- **Work to do**
Locate each line containing the string "ylabel" and copy it out.

- **Records for the task**

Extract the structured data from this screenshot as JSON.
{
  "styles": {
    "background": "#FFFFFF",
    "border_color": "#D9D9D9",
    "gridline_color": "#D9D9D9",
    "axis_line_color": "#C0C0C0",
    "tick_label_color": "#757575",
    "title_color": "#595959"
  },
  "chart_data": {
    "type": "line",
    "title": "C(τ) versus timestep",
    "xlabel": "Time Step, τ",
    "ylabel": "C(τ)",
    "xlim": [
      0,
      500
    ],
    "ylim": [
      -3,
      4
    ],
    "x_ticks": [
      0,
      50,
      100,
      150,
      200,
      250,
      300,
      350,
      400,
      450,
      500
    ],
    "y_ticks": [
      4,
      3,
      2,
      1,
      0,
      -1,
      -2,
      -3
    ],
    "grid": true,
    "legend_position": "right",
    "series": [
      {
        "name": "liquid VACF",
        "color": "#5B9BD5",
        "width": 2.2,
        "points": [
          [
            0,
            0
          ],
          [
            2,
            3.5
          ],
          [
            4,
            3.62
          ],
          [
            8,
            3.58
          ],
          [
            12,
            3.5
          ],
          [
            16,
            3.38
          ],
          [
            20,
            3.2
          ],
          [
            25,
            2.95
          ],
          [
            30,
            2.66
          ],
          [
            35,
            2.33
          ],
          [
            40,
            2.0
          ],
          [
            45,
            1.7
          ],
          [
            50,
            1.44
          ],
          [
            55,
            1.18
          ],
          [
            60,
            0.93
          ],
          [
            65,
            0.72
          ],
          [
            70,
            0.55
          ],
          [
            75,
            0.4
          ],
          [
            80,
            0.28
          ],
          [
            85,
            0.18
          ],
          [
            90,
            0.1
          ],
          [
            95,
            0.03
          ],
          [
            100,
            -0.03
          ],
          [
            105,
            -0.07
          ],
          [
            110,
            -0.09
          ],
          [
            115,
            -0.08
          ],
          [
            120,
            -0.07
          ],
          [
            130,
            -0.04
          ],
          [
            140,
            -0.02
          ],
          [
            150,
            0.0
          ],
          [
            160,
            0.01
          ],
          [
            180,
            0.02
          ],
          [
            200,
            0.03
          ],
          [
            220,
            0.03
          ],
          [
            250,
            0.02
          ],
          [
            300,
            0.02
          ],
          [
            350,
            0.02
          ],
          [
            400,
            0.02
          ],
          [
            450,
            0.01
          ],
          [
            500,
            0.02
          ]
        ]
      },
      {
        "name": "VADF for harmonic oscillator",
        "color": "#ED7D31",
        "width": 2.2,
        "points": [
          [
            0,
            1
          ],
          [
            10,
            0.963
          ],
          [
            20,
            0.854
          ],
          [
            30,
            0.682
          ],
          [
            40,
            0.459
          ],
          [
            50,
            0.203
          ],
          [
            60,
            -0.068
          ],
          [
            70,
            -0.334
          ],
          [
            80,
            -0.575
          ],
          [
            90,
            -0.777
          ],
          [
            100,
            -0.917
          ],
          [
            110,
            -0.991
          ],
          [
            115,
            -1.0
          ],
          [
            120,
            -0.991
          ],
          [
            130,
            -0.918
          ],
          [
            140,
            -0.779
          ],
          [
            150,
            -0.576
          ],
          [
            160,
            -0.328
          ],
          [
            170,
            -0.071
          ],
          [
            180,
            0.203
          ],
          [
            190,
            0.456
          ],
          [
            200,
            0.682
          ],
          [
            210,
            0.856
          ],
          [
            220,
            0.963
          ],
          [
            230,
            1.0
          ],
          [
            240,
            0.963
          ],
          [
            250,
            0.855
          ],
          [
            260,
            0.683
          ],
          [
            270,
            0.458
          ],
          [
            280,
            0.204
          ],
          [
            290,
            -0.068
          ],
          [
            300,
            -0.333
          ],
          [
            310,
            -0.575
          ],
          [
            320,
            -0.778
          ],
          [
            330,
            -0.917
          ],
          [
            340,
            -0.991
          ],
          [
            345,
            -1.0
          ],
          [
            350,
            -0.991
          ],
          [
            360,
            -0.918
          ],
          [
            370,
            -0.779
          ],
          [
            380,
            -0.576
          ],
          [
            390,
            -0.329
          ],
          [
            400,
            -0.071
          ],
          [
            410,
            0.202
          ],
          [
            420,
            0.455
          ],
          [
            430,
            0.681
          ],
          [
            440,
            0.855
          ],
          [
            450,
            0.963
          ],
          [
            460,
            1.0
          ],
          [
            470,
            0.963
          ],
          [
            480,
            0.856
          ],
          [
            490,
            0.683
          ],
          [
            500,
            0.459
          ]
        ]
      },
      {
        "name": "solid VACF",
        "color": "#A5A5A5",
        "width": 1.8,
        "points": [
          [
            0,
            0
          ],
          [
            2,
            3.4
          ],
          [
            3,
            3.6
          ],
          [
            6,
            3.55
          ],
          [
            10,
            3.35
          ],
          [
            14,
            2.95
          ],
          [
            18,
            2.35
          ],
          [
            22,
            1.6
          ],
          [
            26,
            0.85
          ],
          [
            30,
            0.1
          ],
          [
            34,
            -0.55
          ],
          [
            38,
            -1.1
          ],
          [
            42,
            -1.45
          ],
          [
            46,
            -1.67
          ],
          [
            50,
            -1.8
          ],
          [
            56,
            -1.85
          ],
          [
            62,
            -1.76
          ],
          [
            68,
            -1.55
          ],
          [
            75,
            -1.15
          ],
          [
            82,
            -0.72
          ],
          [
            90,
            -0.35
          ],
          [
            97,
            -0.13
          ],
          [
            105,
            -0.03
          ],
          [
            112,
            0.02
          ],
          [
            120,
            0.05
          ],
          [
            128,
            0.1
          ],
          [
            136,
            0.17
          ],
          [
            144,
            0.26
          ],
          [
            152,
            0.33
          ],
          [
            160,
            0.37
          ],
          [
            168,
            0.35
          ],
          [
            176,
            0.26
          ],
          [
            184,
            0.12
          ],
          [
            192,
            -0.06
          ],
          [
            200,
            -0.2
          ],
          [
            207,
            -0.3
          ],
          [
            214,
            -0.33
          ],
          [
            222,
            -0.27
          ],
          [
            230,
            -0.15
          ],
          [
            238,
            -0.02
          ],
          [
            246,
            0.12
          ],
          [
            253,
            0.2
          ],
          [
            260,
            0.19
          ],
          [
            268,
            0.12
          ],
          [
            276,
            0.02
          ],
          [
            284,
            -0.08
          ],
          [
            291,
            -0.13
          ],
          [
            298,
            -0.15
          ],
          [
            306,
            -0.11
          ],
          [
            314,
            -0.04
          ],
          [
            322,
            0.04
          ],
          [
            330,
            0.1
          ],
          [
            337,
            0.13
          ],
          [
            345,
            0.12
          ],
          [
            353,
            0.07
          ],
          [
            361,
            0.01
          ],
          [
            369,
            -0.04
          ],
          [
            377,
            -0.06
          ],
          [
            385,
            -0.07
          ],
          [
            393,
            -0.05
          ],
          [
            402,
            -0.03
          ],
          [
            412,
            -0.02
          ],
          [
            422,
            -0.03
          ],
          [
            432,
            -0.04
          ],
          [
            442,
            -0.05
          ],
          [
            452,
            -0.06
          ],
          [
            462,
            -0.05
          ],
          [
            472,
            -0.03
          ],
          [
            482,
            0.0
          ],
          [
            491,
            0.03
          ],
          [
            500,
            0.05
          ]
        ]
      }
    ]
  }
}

==

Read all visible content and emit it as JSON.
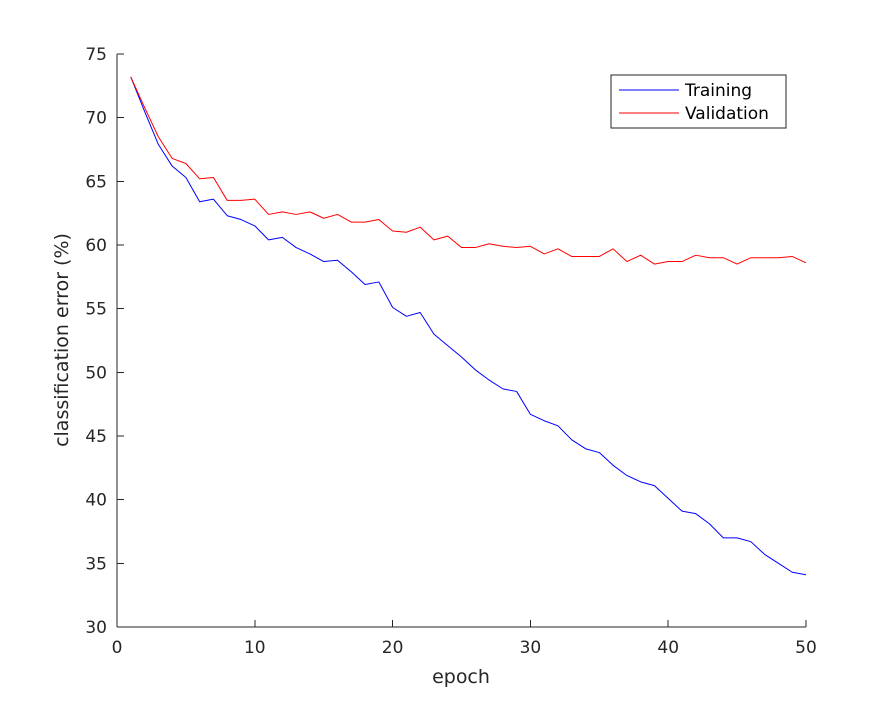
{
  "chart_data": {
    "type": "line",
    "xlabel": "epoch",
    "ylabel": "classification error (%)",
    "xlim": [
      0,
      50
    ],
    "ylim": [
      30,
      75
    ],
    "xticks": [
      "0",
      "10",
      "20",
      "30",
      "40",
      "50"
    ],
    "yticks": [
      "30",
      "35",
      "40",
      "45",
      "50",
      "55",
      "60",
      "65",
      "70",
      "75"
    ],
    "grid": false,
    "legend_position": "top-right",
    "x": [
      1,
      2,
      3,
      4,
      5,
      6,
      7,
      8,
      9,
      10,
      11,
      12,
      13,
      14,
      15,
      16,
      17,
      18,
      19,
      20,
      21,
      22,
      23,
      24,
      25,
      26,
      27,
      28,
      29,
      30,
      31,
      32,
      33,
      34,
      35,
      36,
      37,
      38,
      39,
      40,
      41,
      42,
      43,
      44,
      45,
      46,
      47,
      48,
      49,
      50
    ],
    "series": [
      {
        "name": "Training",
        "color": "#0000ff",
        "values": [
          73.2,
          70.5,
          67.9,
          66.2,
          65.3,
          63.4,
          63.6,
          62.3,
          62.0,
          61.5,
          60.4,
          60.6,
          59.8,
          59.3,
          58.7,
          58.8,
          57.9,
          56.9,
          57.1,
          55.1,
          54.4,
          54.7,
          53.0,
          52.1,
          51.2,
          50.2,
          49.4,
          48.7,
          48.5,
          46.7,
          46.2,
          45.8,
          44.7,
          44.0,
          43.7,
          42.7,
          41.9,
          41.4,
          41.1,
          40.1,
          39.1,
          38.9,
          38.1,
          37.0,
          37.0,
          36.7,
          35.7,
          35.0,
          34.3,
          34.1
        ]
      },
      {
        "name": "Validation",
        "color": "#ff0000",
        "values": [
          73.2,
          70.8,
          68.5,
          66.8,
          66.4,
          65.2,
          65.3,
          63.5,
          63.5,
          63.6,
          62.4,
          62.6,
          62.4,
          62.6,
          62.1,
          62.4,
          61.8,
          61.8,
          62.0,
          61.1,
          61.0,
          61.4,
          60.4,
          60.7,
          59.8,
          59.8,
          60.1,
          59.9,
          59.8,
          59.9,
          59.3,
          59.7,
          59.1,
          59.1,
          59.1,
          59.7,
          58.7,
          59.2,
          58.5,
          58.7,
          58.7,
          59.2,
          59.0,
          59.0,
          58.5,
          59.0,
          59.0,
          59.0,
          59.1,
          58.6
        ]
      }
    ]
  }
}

- **Right answer**
    "ylabel": "C(τ)",
    "ylabel": "classification error (%)",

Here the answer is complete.